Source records
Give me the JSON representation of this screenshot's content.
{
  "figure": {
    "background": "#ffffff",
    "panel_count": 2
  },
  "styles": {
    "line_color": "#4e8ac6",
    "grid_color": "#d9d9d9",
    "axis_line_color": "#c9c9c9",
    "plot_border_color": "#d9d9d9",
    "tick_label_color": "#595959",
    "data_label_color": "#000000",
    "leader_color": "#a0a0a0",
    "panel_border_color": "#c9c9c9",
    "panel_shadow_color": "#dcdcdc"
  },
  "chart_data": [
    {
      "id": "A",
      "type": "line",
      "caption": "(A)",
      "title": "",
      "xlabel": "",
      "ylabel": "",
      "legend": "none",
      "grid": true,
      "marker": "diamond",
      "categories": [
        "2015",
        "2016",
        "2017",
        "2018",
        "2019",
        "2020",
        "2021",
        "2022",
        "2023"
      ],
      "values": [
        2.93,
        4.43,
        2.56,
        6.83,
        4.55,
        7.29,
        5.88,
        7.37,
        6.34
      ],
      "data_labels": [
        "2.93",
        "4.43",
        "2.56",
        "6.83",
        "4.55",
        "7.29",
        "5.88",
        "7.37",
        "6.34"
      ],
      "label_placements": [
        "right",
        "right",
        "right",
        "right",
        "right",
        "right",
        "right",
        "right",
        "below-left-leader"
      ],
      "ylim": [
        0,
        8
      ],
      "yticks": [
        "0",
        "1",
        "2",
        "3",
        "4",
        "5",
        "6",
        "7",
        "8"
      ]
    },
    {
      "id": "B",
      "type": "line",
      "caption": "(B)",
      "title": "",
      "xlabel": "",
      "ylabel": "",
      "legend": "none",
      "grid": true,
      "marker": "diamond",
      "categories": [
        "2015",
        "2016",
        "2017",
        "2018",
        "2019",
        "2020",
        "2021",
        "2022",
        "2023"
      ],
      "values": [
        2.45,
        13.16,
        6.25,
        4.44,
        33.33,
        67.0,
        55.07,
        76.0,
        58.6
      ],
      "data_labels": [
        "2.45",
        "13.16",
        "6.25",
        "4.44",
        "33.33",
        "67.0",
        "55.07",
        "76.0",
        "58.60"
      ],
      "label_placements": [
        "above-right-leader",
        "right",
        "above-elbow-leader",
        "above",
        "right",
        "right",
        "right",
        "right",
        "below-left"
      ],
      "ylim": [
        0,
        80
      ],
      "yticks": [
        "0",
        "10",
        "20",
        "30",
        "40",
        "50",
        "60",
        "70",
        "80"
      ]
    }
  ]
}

What is being asked
Copy each line that holds the word "above".

Reply to the task
        "above-right-leader",
        "above-elbow-leader",
        "above",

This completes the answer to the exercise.